-- Start RAW DATA --
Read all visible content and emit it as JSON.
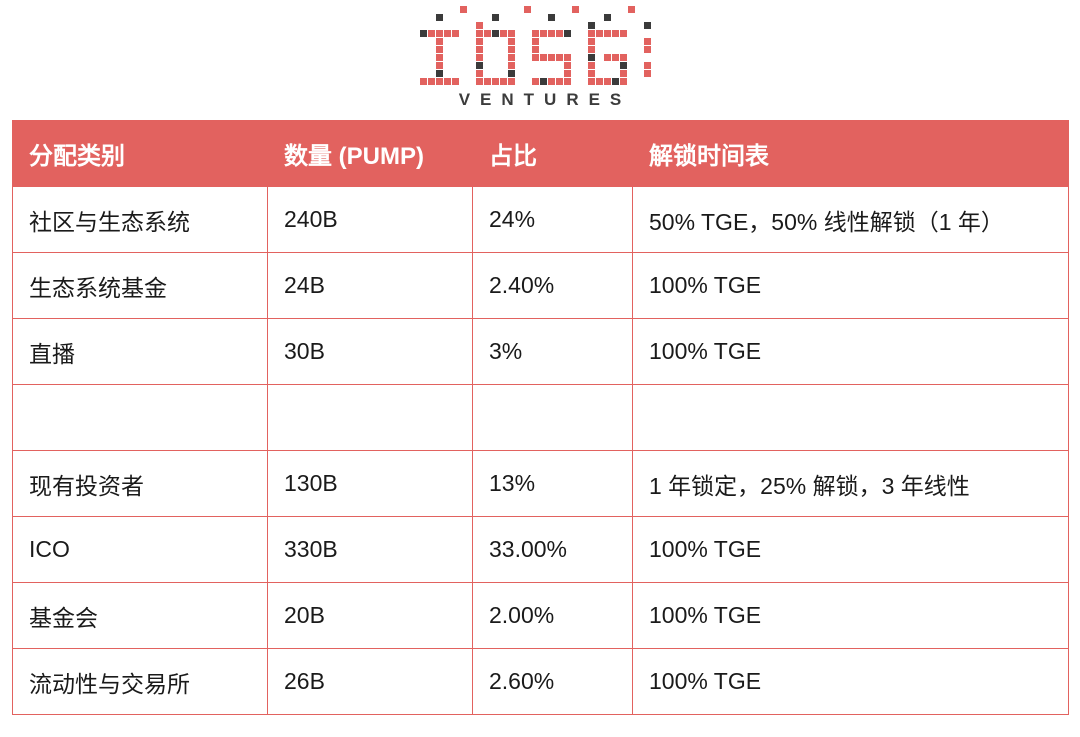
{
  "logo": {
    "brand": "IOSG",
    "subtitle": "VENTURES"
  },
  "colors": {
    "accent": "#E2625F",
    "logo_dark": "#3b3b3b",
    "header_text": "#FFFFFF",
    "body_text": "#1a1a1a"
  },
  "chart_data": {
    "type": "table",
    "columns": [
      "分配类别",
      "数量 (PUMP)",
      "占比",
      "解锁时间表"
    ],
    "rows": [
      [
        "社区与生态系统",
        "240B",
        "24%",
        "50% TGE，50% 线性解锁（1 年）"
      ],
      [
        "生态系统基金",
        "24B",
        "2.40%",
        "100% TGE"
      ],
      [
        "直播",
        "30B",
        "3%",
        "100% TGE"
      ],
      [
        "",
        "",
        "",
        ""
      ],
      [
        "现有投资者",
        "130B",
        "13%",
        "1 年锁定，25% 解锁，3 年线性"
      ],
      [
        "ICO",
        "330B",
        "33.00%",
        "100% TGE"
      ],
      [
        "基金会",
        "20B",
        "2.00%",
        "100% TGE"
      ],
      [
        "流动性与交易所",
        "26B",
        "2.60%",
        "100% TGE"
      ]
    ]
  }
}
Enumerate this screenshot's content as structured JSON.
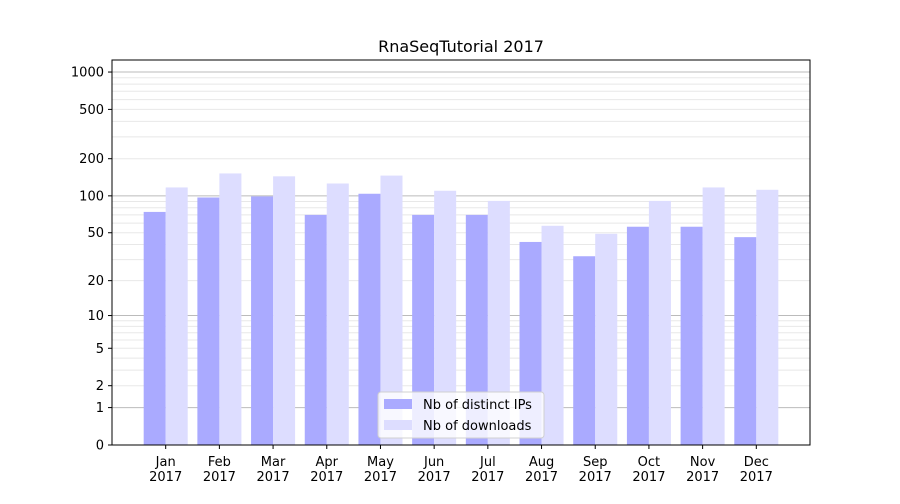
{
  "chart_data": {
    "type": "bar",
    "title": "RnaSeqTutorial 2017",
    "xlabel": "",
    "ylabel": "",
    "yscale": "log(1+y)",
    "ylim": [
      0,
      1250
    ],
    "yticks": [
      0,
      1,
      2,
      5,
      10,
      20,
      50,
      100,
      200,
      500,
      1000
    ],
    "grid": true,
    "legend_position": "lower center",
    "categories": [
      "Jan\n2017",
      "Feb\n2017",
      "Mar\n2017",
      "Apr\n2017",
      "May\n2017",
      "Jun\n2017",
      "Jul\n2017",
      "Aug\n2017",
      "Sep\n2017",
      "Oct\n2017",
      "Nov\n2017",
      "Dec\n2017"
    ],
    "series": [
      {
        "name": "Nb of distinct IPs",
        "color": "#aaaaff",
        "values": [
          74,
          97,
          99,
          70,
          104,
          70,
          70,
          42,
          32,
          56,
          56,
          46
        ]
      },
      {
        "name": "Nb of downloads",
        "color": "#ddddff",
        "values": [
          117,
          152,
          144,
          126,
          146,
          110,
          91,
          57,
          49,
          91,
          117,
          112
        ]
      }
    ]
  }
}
-- End RAW DATA --
STATED EXERCISE:
Without the pictures, extract every entry verbatim.

RESPONSE TO THIS TASK:
Read all visible content and emit it as JSON.
{
  "logo": {
    "brand": "IOSG",
    "subtitle": "VENTURES"
  },
  "colors": {
    "accent": "#E2625F",
    "logo_dark": "#3b3b3b",
    "header_text": "#FFFFFF",
    "body_text": "#1a1a1a"
  },
  "chart_data": {
    "type": "table",
    "columns": [
      "分配类别",
      "数量 (PUMP)",
      "占比",
      "解锁时间表"
    ],
    "rows": [
      [
        "社区与生态系统",
        "240B",
        "24%",
        "50% TGE，50% 线性解锁（1 年）"
      ],
      [
        "生态系统基金",
        "24B",
        "2.40%",
        "100% TGE"
      ],
      [
        "直播",
        "30B",
        "3%",
        "100% TGE"
      ],
      [
        "",
        "",
        "",
        ""
      ],
      [
        "现有投资者",
        "130B",
        "13%",
        "1 年锁定，25% 解锁，3 年线性"
      ],
      [
        "ICO",
        "330B",
        "33.00%",
        "100% TGE"
      ],
      [
        "基金会",
        "20B",
        "2.00%",
        "100% TGE"
      ],
      [
        "流动性与交易所",
        "26B",
        "2.60%",
        "100% TGE"
      ]
    ]
  }
}
Enumerate this screenshot's content as structured JSON.
{
  "chart_data": {
    "type": "bar",
    "title": "RnaSeqTutorial 2017",
    "xlabel": "",
    "ylabel": "",
    "yscale": "log(1+y)",
    "ylim": [
      0,
      1250
    ],
    "yticks": [
      0,
      1,
      2,
      5,
      10,
      20,
      50,
      100,
      200,
      500,
      1000
    ],
    "grid": true,
    "legend_position": "lower center",
    "categories": [
      "Jan\n2017",
      "Feb\n2017",
      "Mar\n2017",
      "Apr\n2017",
      "May\n2017",
      "Jun\n2017",
      "Jul\n2017",
      "Aug\n2017",
      "Sep\n2017",
      "Oct\n2017",
      "Nov\n2017",
      "Dec\n2017"
    ],
    "series": [
      {
        "name": "Nb of distinct IPs",
        "color": "#aaaaff",
        "values": [
          74,
          97,
          99,
          70,
          104,
          70,
          70,
          42,
          32,
          56,
          56,
          46
        ]
      },
      {
        "name": "Nb of downloads",
        "color": "#ddddff",
        "values": [
          117,
          152,
          144,
          126,
          146,
          110,
          91,
          57,
          49,
          91,
          117,
          112
        ]
      }
    ]
  }
}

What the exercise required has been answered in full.